SHORT PROBLEM → Read through the data and report every line in which the word "title" occurs.

RECORDS →
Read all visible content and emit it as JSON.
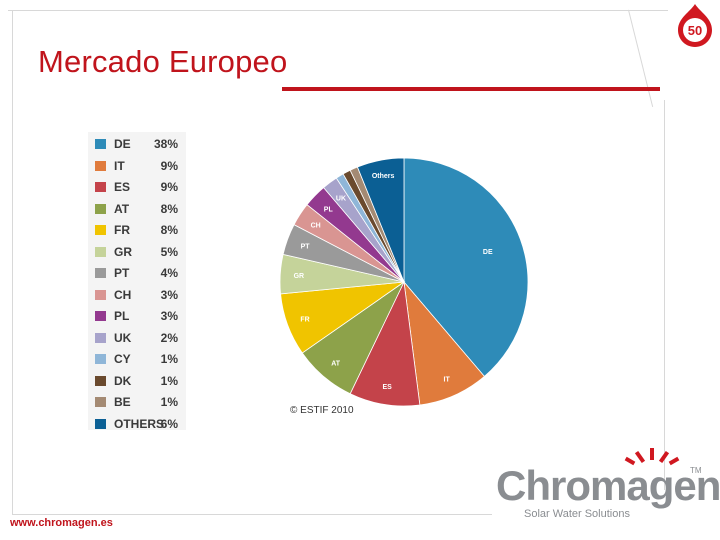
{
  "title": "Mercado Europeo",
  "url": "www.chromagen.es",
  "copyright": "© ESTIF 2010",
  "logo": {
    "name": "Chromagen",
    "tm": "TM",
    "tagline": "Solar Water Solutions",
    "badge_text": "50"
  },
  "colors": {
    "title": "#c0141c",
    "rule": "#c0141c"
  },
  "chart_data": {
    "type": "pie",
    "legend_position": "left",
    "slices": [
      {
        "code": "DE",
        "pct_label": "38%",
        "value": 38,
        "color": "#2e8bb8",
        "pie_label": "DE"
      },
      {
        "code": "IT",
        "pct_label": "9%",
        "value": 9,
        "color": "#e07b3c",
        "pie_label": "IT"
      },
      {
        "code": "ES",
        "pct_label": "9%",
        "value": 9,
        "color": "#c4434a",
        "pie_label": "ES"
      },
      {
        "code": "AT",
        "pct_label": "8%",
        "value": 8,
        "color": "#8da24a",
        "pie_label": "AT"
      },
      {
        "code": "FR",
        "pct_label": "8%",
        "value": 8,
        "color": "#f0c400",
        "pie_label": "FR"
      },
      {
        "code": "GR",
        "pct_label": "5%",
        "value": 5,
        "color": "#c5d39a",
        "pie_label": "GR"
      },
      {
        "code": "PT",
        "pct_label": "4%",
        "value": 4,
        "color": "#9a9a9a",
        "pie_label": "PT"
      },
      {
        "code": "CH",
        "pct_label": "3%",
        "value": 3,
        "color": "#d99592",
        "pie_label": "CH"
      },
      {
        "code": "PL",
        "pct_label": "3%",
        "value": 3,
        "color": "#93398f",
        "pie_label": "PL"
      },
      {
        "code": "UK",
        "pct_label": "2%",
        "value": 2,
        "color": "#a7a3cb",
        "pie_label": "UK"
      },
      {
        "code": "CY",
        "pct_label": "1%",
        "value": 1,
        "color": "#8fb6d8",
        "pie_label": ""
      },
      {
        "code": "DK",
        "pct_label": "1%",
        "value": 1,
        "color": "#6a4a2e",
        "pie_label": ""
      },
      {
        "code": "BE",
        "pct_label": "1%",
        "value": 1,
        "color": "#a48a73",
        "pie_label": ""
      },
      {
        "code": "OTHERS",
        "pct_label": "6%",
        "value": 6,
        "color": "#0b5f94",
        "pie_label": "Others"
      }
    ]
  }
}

REPLY →
  "title": "Mercado Europeo",
    "title": "#c0141c",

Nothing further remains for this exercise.